> [Written task]:
Images excluded, repeat each entry below exactly.

Stored data entries
----

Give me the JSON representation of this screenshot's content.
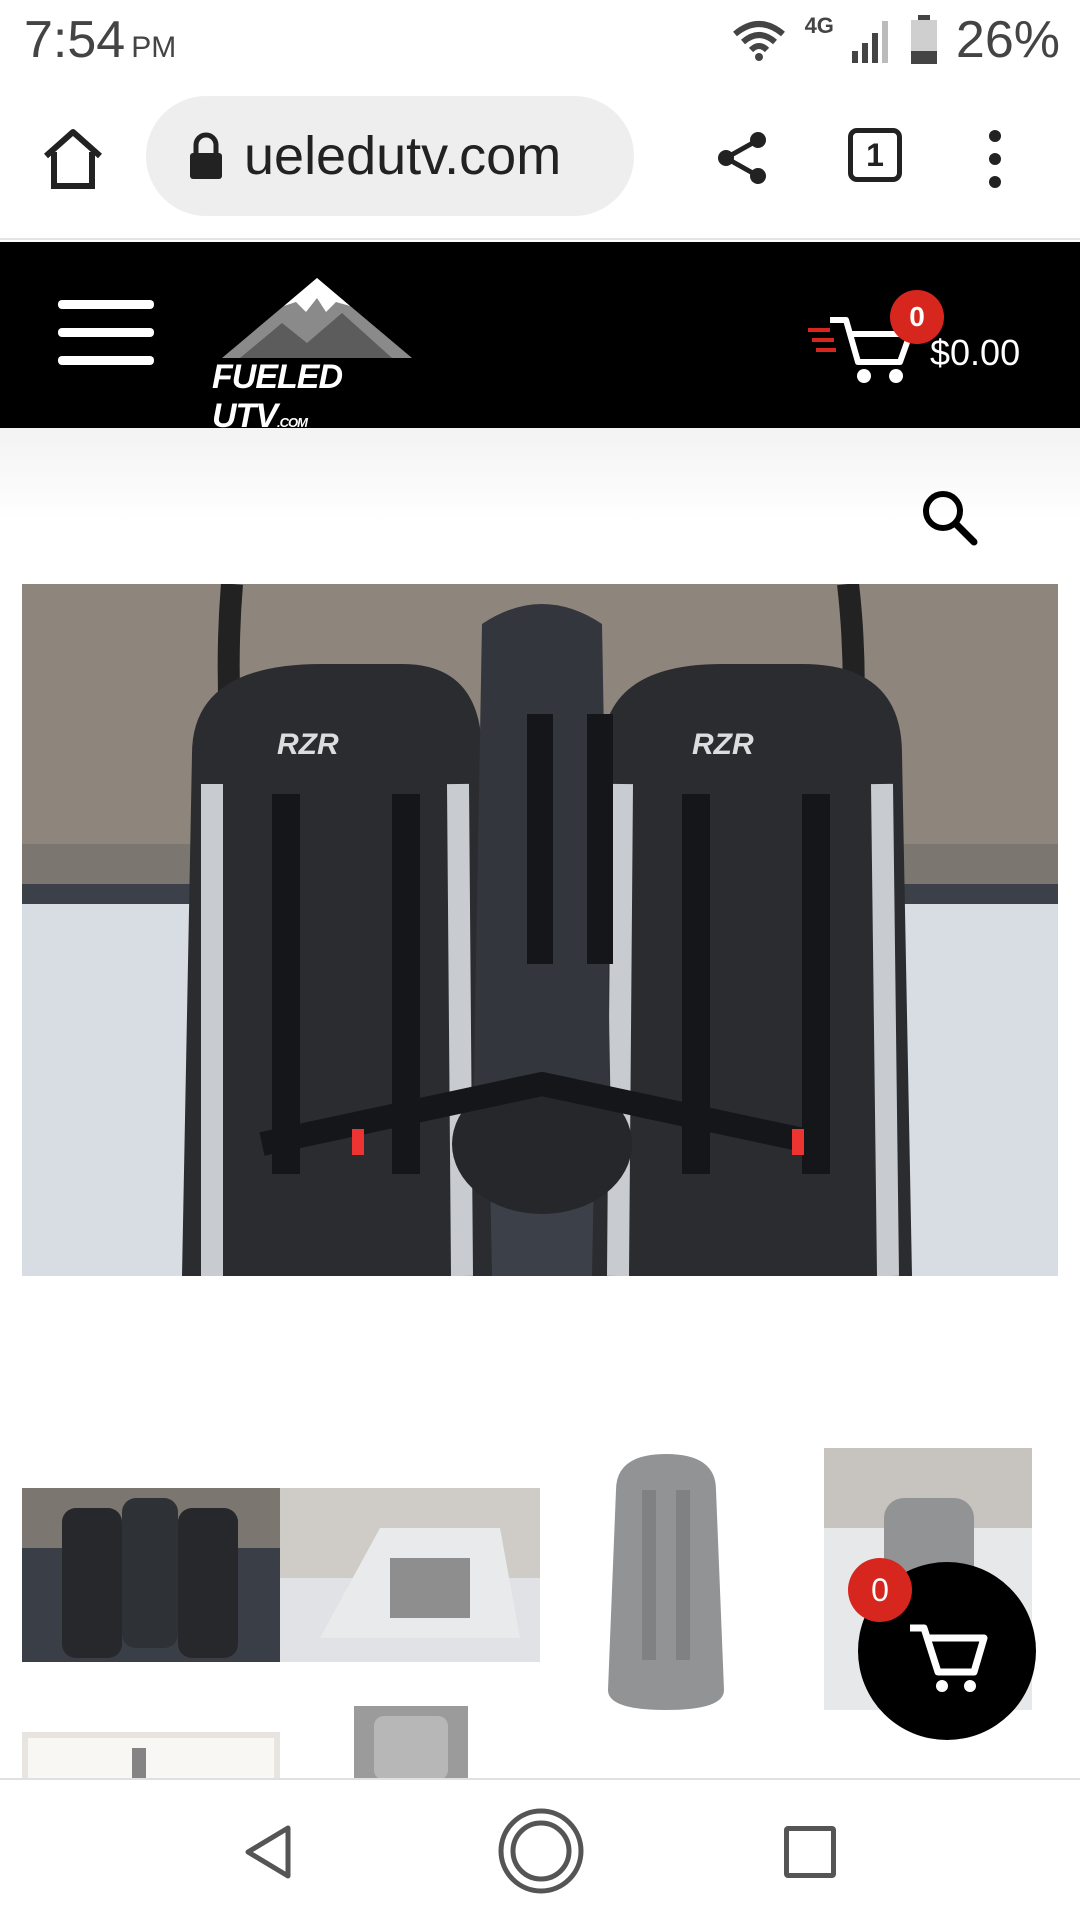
{
  "status_bar": {
    "time": "7:54",
    "ampm": "PM",
    "network": "4G",
    "battery": "26%"
  },
  "browser": {
    "url": "ueledutv.com",
    "tab_count": "1"
  },
  "site_header": {
    "logo_text": "FUELED UTV",
    "logo_suffix": ".COM",
    "cart_count": "0",
    "cart_total": "$0.00"
  },
  "floating_cart": {
    "count": "0"
  },
  "colors": {
    "accent_red": "#d7261e",
    "header_bg": "#000000"
  },
  "icons": [
    "home-icon",
    "lock-icon",
    "share-icon",
    "tabs-icon",
    "overflow-menu-icon",
    "hamburger-menu-icon",
    "cart-icon",
    "search-icon",
    "back-icon",
    "nav-home-icon",
    "recent-apps-icon"
  ]
}
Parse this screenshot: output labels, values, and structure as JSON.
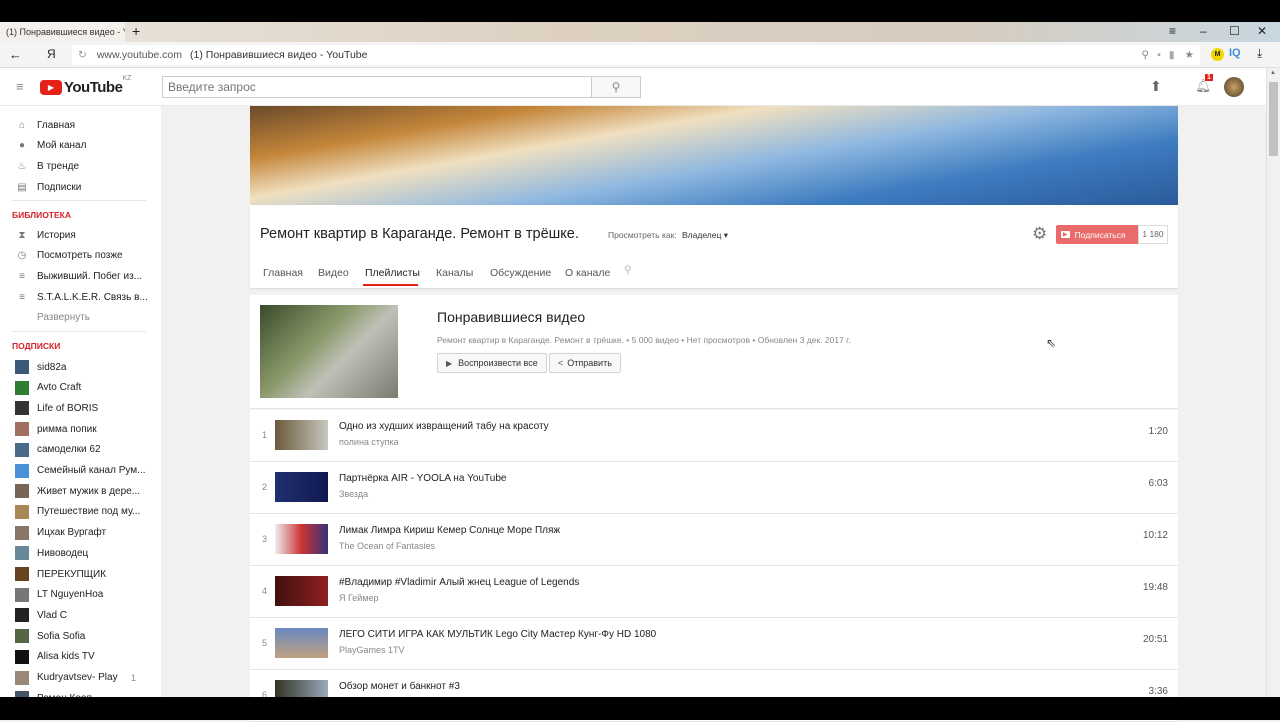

----

> [Response for this exercise]:
Give me the JSON representation of this screenshot's content.
{
  "status_bar": {
    "time": "7:54",
    "ampm": "PM",
    "network": "4G",
    "battery": "26%"
  },
  "browser": {
    "url": "ueledutv.com",
    "tab_count": "1"
  },
  "site_header": {
    "logo_text": "FUELED UTV",
    "logo_suffix": ".COM",
    "cart_count": "0",
    "cart_total": "$0.00"
  },
  "floating_cart": {
    "count": "0"
  },
  "colors": {
    "accent_red": "#d7261e",
    "header_bg": "#000000"
  },
  "icons": [
    "home-icon",
    "lock-icon",
    "share-icon",
    "tabs-icon",
    "overflow-menu-icon",
    "hamburger-menu-icon",
    "cart-icon",
    "search-icon",
    "back-icon",
    "nav-home-icon",
    "recent-apps-icon"
  ]
}
Parse this screenshot: output labels, values, and structure as JSON.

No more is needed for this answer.